> _Supplied entries_:
#####

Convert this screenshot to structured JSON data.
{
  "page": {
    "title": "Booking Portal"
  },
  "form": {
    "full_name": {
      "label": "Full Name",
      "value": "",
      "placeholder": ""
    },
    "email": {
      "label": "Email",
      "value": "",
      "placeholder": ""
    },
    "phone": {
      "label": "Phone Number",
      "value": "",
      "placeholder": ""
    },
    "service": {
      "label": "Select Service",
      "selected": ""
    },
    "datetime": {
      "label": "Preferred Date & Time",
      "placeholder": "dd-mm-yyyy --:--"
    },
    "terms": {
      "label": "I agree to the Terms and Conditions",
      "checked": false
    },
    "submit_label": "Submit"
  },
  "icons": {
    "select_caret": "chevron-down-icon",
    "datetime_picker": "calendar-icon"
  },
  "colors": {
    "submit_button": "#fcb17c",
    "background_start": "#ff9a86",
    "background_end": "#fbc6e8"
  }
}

#####

Print the records above in full, exactly.

> _The answer_:
Convert this screenshot to structured JSON data.
{
  "page": {
    "title": "Booking Portal"
  },
  "form": {
    "full_name": {
      "label": "Full Name",
      "value": "",
      "placeholder": ""
    },
    "email": {
      "label": "Email",
      "value": "",
      "placeholder": ""
    },
    "phone": {
      "label": "Phone Number",
      "value": "",
      "placeholder": ""
    },
    "service": {
      "label": "Select Service",
      "selected": ""
    },
    "datetime": {
      "label": "Preferred Date & Time",
      "placeholder": "dd-mm-yyyy --:--"
    },
    "terms": {
      "label": "I agree to the Terms and Conditions",
      "checked": false
    },
    "submit_label": "Submit"
  },
  "icons": {
    "select_caret": "chevron-down-icon",
    "datetime_picker": "calendar-icon"
  },
  "colors": {
    "submit_button": "#fcb17c",
    "background_start": "#ff9a86",
    "background_end": "#fbc6e8"
  }
}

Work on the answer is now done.